═══ INPUT RECORDS ═══

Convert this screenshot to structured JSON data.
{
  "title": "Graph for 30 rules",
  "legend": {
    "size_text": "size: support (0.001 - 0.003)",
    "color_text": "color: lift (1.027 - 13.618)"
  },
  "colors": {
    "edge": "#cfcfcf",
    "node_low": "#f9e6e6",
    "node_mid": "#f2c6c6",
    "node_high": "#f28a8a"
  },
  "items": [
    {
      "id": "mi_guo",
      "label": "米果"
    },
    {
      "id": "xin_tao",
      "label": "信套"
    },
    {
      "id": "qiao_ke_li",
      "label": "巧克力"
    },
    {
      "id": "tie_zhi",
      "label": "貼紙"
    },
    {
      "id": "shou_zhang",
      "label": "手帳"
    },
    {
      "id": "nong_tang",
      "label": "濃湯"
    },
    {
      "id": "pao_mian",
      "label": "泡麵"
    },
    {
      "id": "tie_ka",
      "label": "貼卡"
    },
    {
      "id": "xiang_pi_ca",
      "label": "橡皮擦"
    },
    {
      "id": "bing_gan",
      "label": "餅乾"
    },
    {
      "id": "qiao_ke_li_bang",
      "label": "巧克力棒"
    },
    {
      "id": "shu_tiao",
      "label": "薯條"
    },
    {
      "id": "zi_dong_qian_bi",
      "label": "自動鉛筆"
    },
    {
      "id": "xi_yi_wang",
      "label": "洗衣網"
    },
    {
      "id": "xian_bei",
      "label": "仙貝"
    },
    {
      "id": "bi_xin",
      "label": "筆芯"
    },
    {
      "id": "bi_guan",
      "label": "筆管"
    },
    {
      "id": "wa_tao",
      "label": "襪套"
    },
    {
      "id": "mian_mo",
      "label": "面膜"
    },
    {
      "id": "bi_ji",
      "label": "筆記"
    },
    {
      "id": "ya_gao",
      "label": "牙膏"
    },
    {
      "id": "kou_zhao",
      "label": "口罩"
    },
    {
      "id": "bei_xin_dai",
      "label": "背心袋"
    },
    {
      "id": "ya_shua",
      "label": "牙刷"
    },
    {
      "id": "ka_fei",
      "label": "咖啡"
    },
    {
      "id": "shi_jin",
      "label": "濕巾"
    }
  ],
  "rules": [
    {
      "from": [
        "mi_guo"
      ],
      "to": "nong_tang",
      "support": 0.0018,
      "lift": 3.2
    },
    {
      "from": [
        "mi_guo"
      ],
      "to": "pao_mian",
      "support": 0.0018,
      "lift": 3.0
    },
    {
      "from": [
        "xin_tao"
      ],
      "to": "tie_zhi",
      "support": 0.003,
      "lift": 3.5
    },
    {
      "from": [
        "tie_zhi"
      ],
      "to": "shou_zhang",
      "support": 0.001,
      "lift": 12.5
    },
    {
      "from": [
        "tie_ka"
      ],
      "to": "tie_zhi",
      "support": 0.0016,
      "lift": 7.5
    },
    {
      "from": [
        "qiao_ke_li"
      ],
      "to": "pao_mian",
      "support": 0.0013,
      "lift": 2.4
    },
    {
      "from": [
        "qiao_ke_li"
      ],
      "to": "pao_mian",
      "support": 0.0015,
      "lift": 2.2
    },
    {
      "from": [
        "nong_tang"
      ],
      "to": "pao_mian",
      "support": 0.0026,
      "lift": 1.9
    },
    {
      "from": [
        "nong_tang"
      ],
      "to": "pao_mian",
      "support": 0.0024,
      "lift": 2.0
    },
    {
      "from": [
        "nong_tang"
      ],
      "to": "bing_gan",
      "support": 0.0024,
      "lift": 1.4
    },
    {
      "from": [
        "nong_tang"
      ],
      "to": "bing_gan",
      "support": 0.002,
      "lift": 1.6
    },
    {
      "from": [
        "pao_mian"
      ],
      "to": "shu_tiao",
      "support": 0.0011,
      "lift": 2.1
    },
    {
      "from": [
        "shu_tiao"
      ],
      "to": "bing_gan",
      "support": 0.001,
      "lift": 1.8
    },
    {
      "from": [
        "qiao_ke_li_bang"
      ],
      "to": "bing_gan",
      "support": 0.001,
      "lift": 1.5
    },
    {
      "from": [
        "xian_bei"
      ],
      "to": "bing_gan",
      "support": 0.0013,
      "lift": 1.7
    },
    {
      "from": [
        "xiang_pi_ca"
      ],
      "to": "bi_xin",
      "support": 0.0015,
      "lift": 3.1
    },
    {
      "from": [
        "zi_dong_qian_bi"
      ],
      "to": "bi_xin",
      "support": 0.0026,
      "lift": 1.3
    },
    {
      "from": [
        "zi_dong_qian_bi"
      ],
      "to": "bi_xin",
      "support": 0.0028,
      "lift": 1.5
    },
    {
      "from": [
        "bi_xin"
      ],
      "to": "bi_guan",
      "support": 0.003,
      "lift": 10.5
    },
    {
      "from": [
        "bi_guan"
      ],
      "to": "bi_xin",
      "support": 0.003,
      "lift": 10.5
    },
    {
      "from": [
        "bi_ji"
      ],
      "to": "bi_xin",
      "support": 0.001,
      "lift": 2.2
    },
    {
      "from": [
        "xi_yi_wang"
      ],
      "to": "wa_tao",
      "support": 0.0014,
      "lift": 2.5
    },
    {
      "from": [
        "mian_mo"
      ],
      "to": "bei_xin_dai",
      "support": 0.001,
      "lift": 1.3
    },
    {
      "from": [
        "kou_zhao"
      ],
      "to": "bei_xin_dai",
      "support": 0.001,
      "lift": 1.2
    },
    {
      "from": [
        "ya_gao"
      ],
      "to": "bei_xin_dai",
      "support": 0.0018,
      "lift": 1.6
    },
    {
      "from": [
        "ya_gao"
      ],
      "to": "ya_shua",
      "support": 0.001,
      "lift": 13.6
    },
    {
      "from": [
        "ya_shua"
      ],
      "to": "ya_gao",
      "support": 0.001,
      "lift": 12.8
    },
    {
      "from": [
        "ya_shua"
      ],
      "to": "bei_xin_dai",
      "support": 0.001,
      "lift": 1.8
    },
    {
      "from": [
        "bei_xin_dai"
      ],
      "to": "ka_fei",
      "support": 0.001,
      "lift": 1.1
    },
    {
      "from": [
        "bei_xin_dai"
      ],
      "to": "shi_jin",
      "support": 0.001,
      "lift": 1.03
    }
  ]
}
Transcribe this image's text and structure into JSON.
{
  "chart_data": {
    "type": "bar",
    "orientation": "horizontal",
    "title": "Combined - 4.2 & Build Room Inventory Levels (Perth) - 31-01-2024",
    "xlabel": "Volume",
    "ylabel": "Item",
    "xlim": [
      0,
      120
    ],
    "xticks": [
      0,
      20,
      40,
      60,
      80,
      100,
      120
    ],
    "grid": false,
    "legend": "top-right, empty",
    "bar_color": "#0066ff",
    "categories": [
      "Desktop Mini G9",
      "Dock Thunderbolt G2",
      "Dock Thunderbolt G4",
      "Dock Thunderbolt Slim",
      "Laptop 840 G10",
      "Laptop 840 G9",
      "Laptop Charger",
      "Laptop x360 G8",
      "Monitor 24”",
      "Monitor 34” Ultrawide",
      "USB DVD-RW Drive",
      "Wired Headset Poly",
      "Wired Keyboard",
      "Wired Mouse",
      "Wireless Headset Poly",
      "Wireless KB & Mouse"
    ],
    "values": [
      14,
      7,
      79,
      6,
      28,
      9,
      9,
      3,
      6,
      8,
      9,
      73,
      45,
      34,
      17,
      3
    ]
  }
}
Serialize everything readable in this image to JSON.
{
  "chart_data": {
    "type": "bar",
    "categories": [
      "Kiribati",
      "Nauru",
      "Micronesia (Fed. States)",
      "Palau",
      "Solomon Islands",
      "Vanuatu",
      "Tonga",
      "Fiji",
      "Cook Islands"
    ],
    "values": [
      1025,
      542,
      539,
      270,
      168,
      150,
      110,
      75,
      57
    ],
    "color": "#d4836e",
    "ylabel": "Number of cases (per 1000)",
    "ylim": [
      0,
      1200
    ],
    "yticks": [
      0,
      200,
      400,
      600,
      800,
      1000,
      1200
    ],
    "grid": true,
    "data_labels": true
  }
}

═══

** OBJECTIVE **
Reproduce each line of the material containing the word "Thunderbolt".

** SOLUTION **
      "Dock Thunderbolt G2",
      "Dock Thunderbolt G4",
      "Dock Thunderbolt Slim",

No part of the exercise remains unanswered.